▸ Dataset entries
____
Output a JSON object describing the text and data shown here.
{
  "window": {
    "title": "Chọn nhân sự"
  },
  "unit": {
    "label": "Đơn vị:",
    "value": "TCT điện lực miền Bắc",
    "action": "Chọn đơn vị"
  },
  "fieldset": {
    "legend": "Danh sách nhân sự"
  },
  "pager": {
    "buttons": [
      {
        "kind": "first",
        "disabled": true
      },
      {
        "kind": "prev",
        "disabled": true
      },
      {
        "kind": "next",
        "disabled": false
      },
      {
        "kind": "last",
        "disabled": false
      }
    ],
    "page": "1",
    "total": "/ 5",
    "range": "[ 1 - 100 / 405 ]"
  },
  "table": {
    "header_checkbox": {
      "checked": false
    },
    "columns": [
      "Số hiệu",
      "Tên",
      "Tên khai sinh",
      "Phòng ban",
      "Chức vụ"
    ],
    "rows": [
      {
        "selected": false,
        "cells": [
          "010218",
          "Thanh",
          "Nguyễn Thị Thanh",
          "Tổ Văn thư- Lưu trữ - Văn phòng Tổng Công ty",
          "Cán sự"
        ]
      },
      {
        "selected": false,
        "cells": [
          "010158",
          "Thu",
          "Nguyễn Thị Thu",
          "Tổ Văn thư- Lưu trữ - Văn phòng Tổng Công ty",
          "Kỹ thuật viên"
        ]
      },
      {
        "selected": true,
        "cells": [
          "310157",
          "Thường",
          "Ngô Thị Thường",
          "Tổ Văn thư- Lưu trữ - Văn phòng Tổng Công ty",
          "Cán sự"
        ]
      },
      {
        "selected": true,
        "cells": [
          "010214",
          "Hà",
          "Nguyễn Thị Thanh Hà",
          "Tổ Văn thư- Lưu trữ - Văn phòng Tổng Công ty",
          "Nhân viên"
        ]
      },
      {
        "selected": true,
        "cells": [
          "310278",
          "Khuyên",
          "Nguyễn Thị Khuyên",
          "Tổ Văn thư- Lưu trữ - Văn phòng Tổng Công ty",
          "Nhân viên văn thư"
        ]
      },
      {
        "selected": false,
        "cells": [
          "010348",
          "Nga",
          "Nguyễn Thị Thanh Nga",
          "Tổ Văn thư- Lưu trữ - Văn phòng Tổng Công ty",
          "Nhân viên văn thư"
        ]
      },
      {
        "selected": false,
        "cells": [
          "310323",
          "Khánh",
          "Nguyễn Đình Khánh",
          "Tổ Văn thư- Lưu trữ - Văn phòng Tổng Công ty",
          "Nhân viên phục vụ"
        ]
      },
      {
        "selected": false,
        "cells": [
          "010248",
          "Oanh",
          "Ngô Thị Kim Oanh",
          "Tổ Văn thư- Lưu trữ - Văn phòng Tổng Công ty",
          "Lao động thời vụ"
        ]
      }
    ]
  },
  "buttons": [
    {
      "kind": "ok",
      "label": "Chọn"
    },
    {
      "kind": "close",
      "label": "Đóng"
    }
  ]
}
____
▸ WORK TO COMPLETE
From the entries above, copy every line containing the word "viên".

▸ COMPLETED TASK
          "Kỹ thuật viên"
          "Nhân viên"
          "Nhân viên văn thư"
          "Nhân viên văn thư"
          "Nhân viên phục vụ"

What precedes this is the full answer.